__SOURCE RECORDS__
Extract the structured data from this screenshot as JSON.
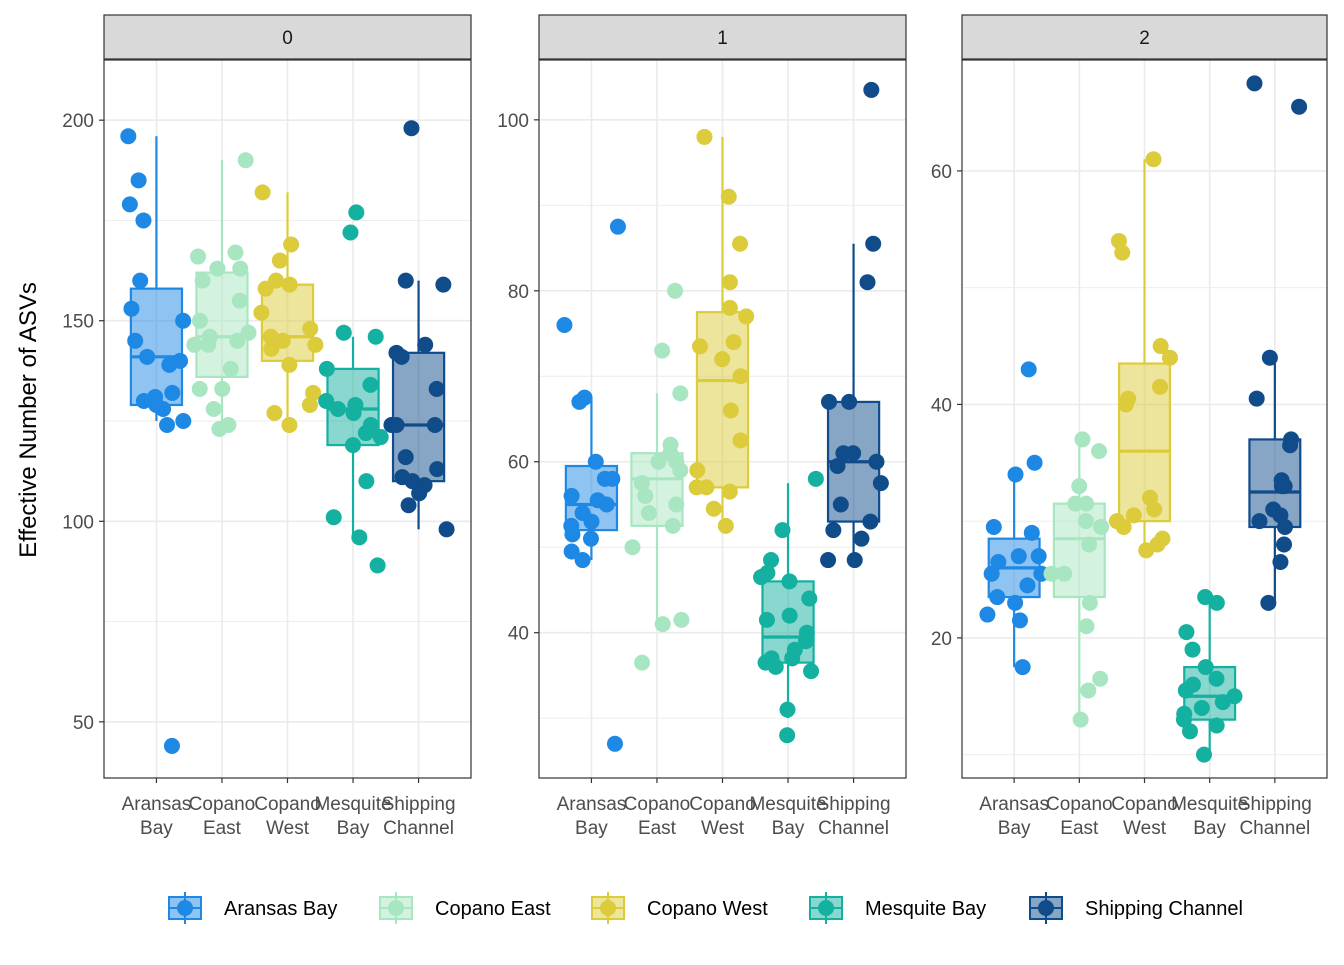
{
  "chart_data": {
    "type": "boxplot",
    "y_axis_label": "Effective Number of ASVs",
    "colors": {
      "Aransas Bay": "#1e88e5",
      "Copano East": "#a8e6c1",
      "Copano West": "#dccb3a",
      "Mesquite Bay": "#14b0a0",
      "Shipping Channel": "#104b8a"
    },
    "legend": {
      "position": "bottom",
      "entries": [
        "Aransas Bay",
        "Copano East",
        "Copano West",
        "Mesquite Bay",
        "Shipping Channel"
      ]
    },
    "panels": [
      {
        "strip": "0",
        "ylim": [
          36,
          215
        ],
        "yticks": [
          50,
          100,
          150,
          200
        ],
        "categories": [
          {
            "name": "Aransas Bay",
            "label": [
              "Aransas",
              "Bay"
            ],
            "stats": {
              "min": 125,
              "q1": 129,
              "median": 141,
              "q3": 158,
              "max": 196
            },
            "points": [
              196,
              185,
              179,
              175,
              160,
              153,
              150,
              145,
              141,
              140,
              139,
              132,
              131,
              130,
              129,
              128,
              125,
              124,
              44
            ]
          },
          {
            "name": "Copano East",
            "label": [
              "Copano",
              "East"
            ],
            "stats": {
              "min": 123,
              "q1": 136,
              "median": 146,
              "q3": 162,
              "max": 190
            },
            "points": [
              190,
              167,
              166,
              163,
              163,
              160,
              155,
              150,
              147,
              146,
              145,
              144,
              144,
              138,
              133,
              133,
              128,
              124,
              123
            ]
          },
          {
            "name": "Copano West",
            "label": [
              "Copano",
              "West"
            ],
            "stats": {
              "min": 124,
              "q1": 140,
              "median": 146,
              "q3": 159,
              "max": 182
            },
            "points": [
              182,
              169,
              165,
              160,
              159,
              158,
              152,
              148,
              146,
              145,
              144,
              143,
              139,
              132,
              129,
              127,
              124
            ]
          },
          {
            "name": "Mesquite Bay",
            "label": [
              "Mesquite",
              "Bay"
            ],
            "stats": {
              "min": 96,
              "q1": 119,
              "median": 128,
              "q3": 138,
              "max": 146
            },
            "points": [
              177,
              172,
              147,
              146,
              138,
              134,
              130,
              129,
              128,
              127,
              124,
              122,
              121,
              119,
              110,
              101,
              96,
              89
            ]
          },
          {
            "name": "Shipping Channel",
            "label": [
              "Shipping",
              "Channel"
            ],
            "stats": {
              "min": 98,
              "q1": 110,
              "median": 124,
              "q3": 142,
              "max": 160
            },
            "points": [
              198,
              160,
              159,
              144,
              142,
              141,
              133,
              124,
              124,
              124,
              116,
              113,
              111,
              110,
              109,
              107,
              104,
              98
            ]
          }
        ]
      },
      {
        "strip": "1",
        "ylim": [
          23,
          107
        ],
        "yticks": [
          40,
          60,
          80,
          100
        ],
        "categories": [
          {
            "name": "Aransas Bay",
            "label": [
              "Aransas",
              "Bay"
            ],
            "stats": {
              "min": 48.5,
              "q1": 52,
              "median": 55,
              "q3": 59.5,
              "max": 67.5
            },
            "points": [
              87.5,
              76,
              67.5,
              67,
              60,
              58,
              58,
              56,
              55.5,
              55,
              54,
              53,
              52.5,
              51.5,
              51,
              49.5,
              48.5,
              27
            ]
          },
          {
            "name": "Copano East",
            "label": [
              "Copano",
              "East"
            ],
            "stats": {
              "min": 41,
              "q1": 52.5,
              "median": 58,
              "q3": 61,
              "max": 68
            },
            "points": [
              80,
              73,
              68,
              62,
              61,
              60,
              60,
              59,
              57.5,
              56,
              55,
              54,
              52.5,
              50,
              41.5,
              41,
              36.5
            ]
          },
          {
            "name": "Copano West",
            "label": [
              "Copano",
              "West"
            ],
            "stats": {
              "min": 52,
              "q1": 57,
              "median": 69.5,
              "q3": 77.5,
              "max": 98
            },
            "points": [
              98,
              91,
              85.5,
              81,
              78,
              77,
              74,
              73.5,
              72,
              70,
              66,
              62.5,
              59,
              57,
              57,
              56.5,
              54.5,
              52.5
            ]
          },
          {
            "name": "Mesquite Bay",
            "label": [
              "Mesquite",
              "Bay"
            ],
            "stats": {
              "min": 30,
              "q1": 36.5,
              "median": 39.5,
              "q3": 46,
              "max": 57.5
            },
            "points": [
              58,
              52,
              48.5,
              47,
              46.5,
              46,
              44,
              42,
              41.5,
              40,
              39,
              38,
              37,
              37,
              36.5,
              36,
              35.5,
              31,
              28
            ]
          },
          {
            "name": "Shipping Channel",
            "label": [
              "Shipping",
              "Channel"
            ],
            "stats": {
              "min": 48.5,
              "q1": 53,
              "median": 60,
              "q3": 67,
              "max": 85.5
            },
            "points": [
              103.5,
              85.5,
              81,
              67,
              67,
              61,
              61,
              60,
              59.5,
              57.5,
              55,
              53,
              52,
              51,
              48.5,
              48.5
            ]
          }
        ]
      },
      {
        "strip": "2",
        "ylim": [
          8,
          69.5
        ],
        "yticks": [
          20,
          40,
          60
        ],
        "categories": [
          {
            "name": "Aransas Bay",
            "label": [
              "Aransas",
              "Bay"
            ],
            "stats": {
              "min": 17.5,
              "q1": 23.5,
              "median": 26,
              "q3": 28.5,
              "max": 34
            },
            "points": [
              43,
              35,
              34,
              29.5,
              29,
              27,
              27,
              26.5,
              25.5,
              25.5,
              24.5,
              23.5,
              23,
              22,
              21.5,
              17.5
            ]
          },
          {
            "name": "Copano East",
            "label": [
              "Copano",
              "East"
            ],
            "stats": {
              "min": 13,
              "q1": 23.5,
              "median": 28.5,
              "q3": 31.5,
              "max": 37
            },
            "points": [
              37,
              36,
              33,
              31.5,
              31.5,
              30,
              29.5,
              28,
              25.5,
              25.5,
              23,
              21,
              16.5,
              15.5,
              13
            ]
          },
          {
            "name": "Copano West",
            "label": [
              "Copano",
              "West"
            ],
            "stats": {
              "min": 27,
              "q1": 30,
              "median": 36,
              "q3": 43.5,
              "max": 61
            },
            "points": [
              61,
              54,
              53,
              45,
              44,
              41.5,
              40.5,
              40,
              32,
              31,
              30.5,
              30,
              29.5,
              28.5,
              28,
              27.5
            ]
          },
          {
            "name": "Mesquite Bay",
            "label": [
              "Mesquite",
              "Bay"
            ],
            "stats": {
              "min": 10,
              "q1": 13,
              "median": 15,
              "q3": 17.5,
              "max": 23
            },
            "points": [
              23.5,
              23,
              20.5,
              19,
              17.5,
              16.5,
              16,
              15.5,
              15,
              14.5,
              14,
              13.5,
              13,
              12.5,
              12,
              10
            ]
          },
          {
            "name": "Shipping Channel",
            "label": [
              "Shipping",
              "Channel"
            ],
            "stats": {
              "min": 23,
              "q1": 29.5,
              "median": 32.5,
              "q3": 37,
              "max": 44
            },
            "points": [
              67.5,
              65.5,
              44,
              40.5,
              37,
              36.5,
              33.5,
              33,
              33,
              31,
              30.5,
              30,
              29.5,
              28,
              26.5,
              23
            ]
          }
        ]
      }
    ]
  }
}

__BRIEF__
Reproduce the listing exactly. Leave its pictures out.

__RESULT OF THE EXERCISE__
Extract the structured data from this screenshot as JSON.
{
  "chart_data": {
    "type": "boxplot",
    "y_axis_label": "Effective Number of ASVs",
    "colors": {
      "Aransas Bay": "#1e88e5",
      "Copano East": "#a8e6c1",
      "Copano West": "#dccb3a",
      "Mesquite Bay": "#14b0a0",
      "Shipping Channel": "#104b8a"
    },
    "legend": {
      "position": "bottom",
      "entries": [
        "Aransas Bay",
        "Copano East",
        "Copano West",
        "Mesquite Bay",
        "Shipping Channel"
      ]
    },
    "panels": [
      {
        "strip": "0",
        "ylim": [
          36,
          215
        ],
        "yticks": [
          50,
          100,
          150,
          200
        ],
        "categories": [
          {
            "name": "Aransas Bay",
            "label": [
              "Aransas",
              "Bay"
            ],
            "stats": {
              "min": 125,
              "q1": 129,
              "median": 141,
              "q3": 158,
              "max": 196
            },
            "points": [
              196,
              185,
              179,
              175,
              160,
              153,
              150,
              145,
              141,
              140,
              139,
              132,
              131,
              130,
              129,
              128,
              125,
              124,
              44
            ]
          },
          {
            "name": "Copano East",
            "label": [
              "Copano",
              "East"
            ],
            "stats": {
              "min": 123,
              "q1": 136,
              "median": 146,
              "q3": 162,
              "max": 190
            },
            "points": [
              190,
              167,
              166,
              163,
              163,
              160,
              155,
              150,
              147,
              146,
              145,
              144,
              144,
              138,
              133,
              133,
              128,
              124,
              123
            ]
          },
          {
            "name": "Copano West",
            "label": [
              "Copano",
              "West"
            ],
            "stats": {
              "min": 124,
              "q1": 140,
              "median": 146,
              "q3": 159,
              "max": 182
            },
            "points": [
              182,
              169,
              165,
              160,
              159,
              158,
              152,
              148,
              146,
              145,
              144,
              143,
              139,
              132,
              129,
              127,
              124
            ]
          },
          {
            "name": "Mesquite Bay",
            "label": [
              "Mesquite",
              "Bay"
            ],
            "stats": {
              "min": 96,
              "q1": 119,
              "median": 128,
              "q3": 138,
              "max": 146
            },
            "points": [
              177,
              172,
              147,
              146,
              138,
              134,
              130,
              129,
              128,
              127,
              124,
              122,
              121,
              119,
              110,
              101,
              96,
              89
            ]
          },
          {
            "name": "Shipping Channel",
            "label": [
              "Shipping",
              "Channel"
            ],
            "stats": {
              "min": 98,
              "q1": 110,
              "median": 124,
              "q3": 142,
              "max": 160
            },
            "points": [
              198,
              160,
              159,
              144,
              142,
              141,
              133,
              124,
              124,
              124,
              116,
              113,
              111,
              110,
              109,
              107,
              104,
              98
            ]
          }
        ]
      },
      {
        "strip": "1",
        "ylim": [
          23,
          107
        ],
        "yticks": [
          40,
          60,
          80,
          100
        ],
        "categories": [
          {
            "name": "Aransas Bay",
            "label": [
              "Aransas",
              "Bay"
            ],
            "stats": {
              "min": 48.5,
              "q1": 52,
              "median": 55,
              "q3": 59.5,
              "max": 67.5
            },
            "points": [
              87.5,
              76,
              67.5,
              67,
              60,
              58,
              58,
              56,
              55.5,
              55,
              54,
              53,
              52.5,
              51.5,
              51,
              49.5,
              48.5,
              27
            ]
          },
          {
            "name": "Copano East",
            "label": [
              "Copano",
              "East"
            ],
            "stats": {
              "min": 41,
              "q1": 52.5,
              "median": 58,
              "q3": 61,
              "max": 68
            },
            "points": [
              80,
              73,
              68,
              62,
              61,
              60,
              60,
              59,
              57.5,
              56,
              55,
              54,
              52.5,
              50,
              41.5,
              41,
              36.5
            ]
          },
          {
            "name": "Copano West",
            "label": [
              "Copano",
              "West"
            ],
            "stats": {
              "min": 52,
              "q1": 57,
              "median": 69.5,
              "q3": 77.5,
              "max": 98
            },
            "points": [
              98,
              91,
              85.5,
              81,
              78,
              77,
              74,
              73.5,
              72,
              70,
              66,
              62.5,
              59,
              57,
              57,
              56.5,
              54.5,
              52.5
            ]
          },
          {
            "name": "Mesquite Bay",
            "label": [
              "Mesquite",
              "Bay"
            ],
            "stats": {
              "min": 30,
              "q1": 36.5,
              "median": 39.5,
              "q3": 46,
              "max": 57.5
            },
            "points": [
              58,
              52,
              48.5,
              47,
              46.5,
              46,
              44,
              42,
              41.5,
              40,
              39,
              38,
              37,
              37,
              36.5,
              36,
              35.5,
              31,
              28
            ]
          },
          {
            "name": "Shipping Channel",
            "label": [
              "Shipping",
              "Channel"
            ],
            "stats": {
              "min": 48.5,
              "q1": 53,
              "median": 60,
              "q3": 67,
              "max": 85.5
            },
            "points": [
              103.5,
              85.5,
              81,
              67,
              67,
              61,
              61,
              60,
              59.5,
              57.5,
              55,
              53,
              52,
              51,
              48.5,
              48.5
            ]
          }
        ]
      },
      {
        "strip": "2",
        "ylim": [
          8,
          69.5
        ],
        "yticks": [
          20,
          40,
          60
        ],
        "categories": [
          {
            "name": "Aransas Bay",
            "label": [
              "Aransas",
              "Bay"
            ],
            "stats": {
              "min": 17.5,
              "q1": 23.5,
              "median": 26,
              "q3": 28.5,
              "max": 34
            },
            "points": [
              43,
              35,
              34,
              29.5,
              29,
              27,
              27,
              26.5,
              25.5,
              25.5,
              24.5,
              23.5,
              23,
              22,
              21.5,
              17.5
            ]
          },
          {
            "name": "Copano East",
            "label": [
              "Copano",
              "East"
            ],
            "stats": {
              "min": 13,
              "q1": 23.5,
              "median": 28.5,
              "q3": 31.5,
              "max": 37
            },
            "points": [
              37,
              36,
              33,
              31.5,
              31.5,
              30,
              29.5,
              28,
              25.5,
              25.5,
              23,
              21,
              16.5,
              15.5,
              13
            ]
          },
          {
            "name": "Copano West",
            "label": [
              "Copano",
              "West"
            ],
            "stats": {
              "min": 27,
              "q1": 30,
              "median": 36,
              "q3": 43.5,
              "max": 61
            },
            "points": [
              61,
              54,
              53,
              45,
              44,
              41.5,
              40.5,
              40,
              32,
              31,
              30.5,
              30,
              29.5,
              28.5,
              28,
              27.5
            ]
          },
          {
            "name": "Mesquite Bay",
            "label": [
              "Mesquite",
              "Bay"
            ],
            "stats": {
              "min": 10,
              "q1": 13,
              "median": 15,
              "q3": 17.5,
              "max": 23
            },
            "points": [
              23.5,
              23,
              20.5,
              19,
              17.5,
              16.5,
              16,
              15.5,
              15,
              14.5,
              14,
              13.5,
              13,
              12.5,
              12,
              10
            ]
          },
          {
            "name": "Shipping Channel",
            "label": [
              "Shipping",
              "Channel"
            ],
            "stats": {
              "min": 23,
              "q1": 29.5,
              "median": 32.5,
              "q3": 37,
              "max": 44
            },
            "points": [
              67.5,
              65.5,
              44,
              40.5,
              37,
              36.5,
              33.5,
              33,
              33,
              31,
              30.5,
              30,
              29.5,
              28,
              26.5,
              23
            ]
          }
        ]
      }
    ]
  }
}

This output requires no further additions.